• **TASK DETAILS**:
Give the number of lines that hold the string "días". Nothing else is needed.

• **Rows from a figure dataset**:

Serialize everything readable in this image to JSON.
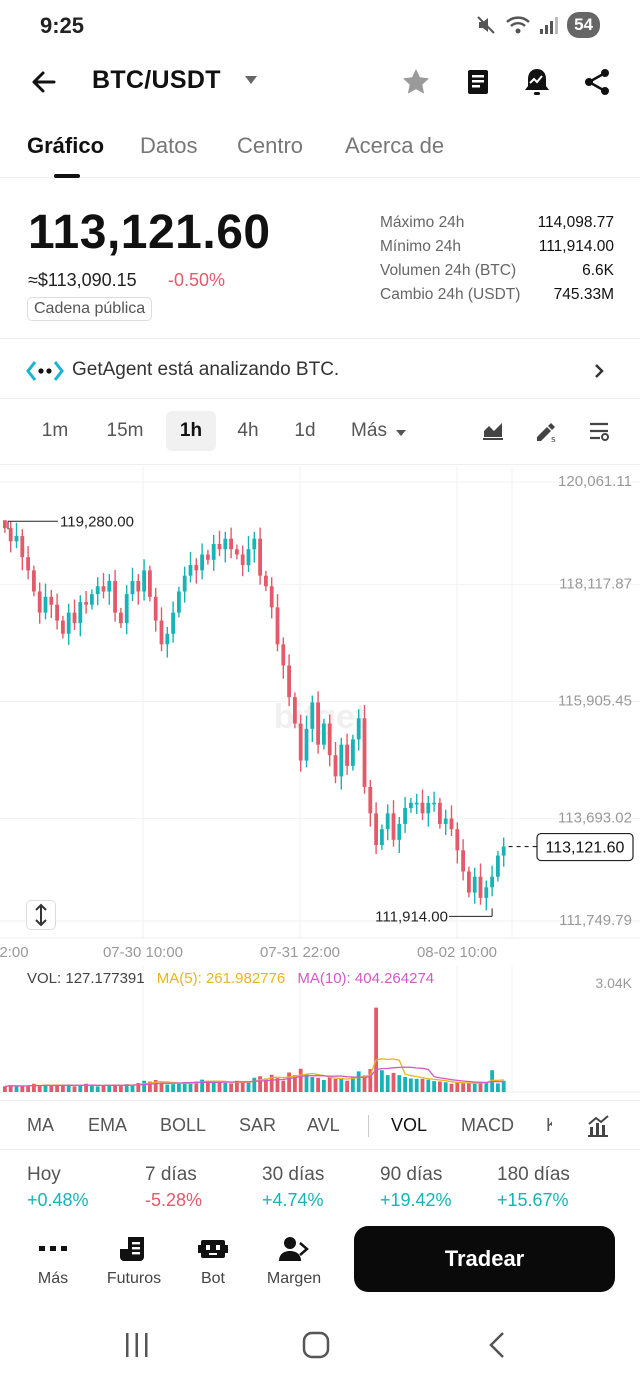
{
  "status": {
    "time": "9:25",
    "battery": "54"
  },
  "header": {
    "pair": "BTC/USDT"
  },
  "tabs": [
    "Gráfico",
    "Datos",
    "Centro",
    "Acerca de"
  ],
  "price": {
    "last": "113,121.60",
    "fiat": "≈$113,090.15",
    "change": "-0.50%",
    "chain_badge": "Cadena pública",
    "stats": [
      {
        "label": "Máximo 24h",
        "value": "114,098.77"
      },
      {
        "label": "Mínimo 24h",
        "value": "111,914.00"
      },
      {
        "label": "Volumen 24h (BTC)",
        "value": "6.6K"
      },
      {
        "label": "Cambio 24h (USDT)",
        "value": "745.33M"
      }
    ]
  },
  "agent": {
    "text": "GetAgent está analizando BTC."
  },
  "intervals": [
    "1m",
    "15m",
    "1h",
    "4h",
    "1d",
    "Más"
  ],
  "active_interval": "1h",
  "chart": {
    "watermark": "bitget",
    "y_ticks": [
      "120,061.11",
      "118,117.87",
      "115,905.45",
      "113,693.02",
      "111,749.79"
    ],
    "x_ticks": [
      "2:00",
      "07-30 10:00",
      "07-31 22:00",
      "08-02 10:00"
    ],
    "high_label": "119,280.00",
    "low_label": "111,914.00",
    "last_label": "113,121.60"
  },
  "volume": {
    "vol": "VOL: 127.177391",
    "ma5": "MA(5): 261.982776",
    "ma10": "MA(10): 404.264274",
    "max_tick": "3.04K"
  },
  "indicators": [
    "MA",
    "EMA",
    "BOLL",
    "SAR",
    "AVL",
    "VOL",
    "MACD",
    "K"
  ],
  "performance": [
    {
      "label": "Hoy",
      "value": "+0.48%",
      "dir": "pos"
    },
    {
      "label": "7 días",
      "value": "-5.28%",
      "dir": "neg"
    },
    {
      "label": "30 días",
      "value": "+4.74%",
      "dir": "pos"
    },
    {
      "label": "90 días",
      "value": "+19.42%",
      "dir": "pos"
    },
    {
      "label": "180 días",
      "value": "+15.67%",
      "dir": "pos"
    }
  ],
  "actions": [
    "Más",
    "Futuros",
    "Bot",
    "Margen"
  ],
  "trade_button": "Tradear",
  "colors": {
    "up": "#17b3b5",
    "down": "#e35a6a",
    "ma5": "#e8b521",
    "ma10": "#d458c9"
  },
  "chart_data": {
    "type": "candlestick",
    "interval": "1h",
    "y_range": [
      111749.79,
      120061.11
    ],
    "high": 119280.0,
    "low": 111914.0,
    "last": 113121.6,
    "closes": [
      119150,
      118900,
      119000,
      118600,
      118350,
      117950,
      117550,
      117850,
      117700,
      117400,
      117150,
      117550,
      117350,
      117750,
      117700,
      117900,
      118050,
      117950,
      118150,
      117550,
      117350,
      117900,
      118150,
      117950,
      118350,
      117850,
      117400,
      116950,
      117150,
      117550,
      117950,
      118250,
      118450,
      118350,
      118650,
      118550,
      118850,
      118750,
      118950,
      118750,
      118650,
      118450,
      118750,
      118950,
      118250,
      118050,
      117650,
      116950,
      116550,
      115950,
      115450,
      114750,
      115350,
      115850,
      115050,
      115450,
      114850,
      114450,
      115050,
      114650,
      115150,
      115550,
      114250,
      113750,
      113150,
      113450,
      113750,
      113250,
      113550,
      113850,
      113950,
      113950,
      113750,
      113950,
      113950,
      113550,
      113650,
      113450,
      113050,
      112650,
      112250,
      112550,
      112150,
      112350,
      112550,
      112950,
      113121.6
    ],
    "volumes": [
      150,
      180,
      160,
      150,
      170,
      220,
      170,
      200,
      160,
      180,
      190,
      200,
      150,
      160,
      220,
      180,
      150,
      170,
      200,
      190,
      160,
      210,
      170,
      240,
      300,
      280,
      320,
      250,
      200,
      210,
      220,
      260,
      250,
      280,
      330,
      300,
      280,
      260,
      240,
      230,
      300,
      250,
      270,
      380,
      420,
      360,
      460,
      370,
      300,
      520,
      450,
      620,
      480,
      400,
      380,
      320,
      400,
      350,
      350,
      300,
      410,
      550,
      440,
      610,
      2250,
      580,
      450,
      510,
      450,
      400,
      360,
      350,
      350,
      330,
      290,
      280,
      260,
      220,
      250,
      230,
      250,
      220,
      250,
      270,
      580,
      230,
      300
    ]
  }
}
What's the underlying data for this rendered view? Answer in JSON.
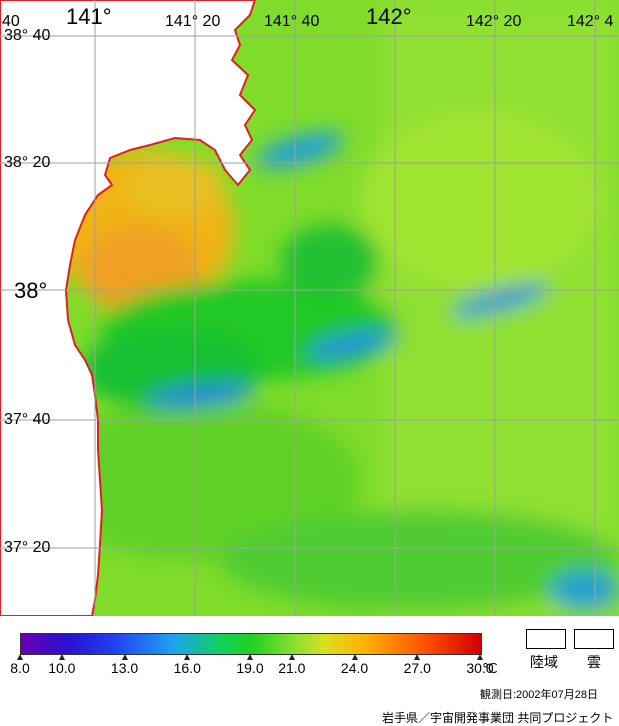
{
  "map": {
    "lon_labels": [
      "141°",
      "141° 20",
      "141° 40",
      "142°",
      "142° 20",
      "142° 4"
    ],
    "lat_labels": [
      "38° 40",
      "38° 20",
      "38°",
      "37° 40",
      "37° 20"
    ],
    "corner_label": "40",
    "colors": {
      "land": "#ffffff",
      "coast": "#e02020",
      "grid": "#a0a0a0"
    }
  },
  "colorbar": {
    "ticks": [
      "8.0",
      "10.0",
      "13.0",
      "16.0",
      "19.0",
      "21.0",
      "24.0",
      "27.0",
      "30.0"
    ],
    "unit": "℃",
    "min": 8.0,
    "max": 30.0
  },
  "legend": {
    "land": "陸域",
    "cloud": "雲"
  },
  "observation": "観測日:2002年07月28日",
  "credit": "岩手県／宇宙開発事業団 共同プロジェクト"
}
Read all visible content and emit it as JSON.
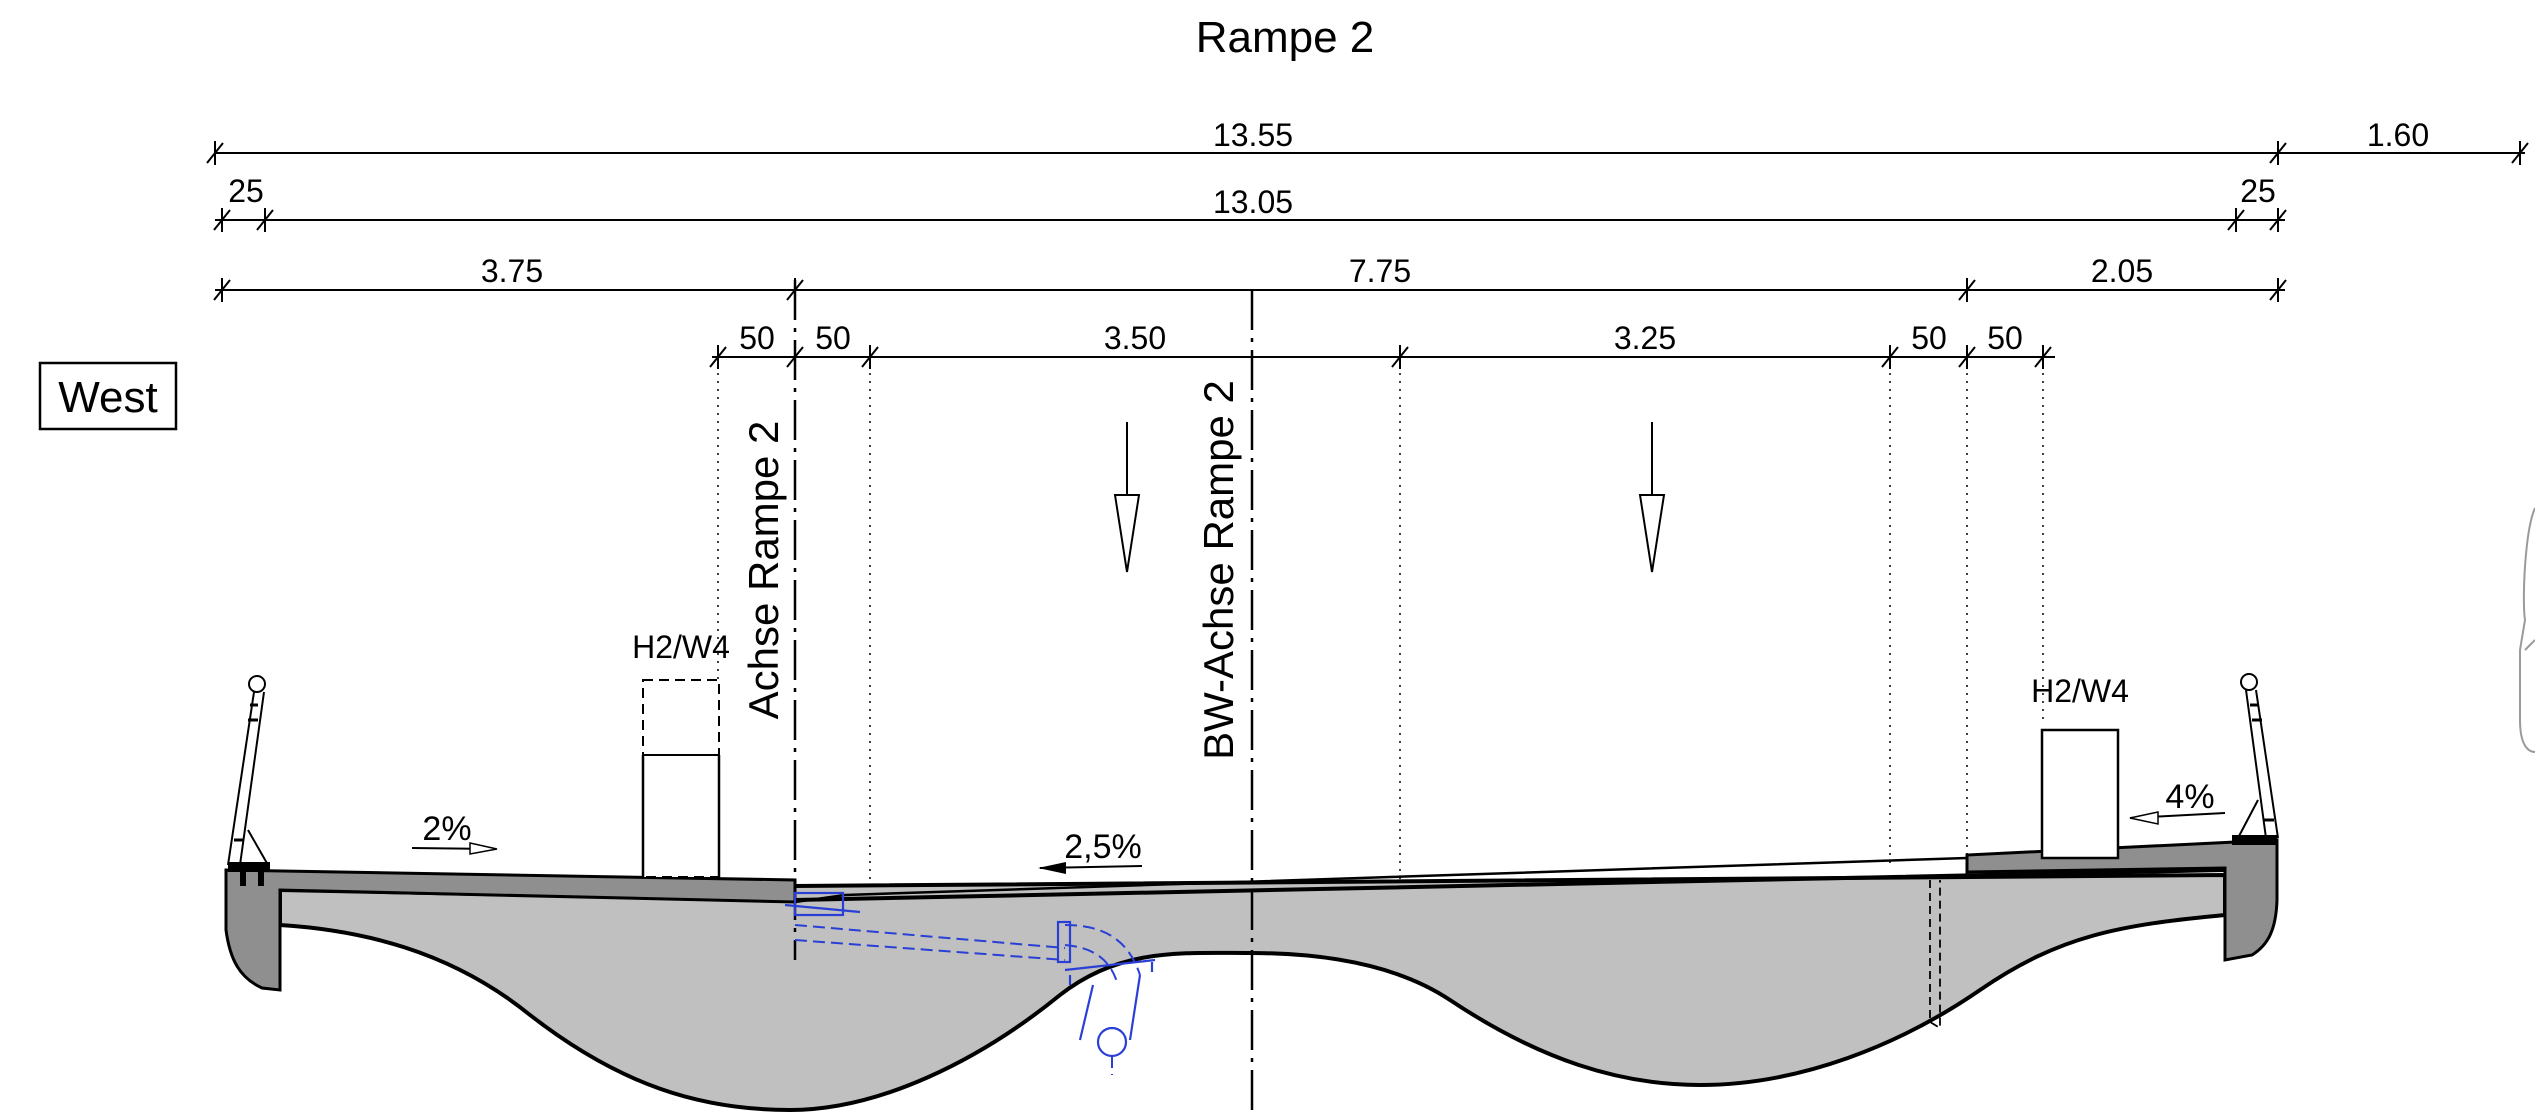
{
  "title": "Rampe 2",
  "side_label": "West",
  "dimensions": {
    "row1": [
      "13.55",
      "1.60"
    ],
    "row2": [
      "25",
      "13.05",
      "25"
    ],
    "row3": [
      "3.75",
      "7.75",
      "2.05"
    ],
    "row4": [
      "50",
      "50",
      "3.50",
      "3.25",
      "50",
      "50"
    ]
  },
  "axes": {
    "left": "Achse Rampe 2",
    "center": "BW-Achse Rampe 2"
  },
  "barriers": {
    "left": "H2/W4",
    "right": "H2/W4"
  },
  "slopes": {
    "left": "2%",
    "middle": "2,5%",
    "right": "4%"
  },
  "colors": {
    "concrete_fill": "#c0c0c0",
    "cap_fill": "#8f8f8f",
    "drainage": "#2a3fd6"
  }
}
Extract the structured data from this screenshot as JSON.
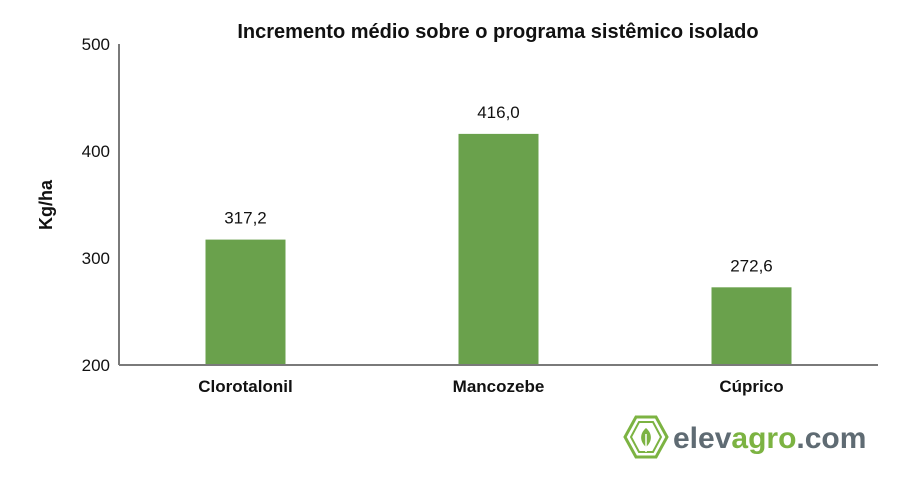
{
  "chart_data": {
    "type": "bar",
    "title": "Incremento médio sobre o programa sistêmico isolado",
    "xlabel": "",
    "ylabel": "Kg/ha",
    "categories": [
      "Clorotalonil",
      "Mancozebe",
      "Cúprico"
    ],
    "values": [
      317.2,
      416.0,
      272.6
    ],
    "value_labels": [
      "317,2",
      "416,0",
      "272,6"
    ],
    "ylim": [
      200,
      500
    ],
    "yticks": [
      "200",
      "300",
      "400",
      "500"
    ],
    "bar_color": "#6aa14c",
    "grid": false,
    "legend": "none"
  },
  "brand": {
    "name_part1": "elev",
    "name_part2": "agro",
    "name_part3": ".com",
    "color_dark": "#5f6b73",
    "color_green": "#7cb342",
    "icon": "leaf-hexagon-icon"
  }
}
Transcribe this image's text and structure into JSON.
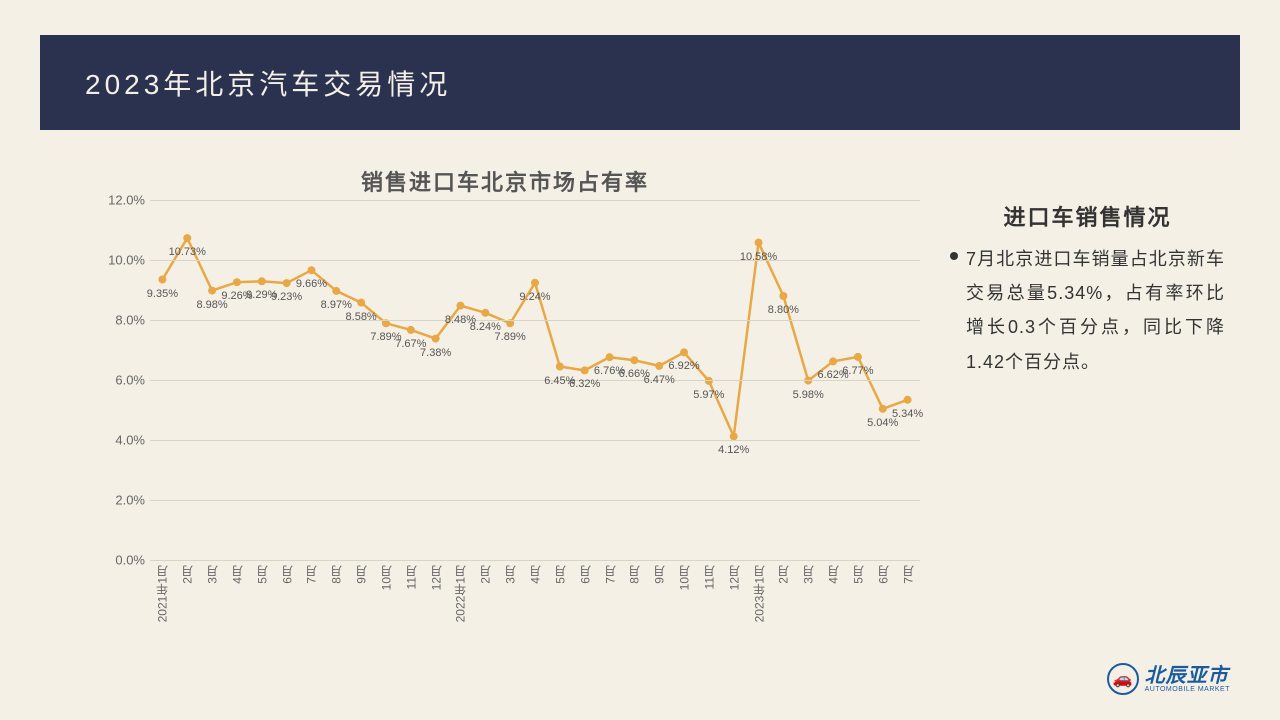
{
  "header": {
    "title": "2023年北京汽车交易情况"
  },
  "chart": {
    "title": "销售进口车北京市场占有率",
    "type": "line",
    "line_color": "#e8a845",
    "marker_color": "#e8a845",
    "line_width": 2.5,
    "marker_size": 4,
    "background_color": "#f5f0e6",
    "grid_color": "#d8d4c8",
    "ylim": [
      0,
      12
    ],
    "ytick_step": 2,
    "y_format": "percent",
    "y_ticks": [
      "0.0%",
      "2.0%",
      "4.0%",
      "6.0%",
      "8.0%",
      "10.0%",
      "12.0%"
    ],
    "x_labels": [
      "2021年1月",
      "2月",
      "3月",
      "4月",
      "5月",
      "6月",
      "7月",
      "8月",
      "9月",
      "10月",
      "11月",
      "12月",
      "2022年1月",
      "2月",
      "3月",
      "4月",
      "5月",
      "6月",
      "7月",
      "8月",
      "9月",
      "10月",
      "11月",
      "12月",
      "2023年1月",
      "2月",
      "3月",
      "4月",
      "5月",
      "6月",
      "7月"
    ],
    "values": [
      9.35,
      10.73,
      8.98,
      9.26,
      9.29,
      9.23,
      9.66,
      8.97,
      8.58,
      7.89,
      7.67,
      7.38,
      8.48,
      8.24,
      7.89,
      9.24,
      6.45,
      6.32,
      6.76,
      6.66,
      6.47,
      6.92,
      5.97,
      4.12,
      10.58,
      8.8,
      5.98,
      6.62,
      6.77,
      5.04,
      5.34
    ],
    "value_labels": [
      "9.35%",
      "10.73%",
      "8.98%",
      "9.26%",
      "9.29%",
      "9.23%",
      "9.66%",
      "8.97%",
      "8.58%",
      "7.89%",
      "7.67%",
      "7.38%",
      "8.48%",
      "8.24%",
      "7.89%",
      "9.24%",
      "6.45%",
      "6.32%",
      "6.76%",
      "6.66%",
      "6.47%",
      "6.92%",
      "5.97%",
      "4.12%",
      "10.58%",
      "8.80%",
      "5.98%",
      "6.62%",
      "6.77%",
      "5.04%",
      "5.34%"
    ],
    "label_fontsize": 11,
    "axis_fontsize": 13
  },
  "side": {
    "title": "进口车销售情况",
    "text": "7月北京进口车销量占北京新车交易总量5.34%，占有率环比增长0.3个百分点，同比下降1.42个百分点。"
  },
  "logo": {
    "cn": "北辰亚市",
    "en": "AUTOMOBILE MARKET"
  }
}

• **THE RESPONSE**:
4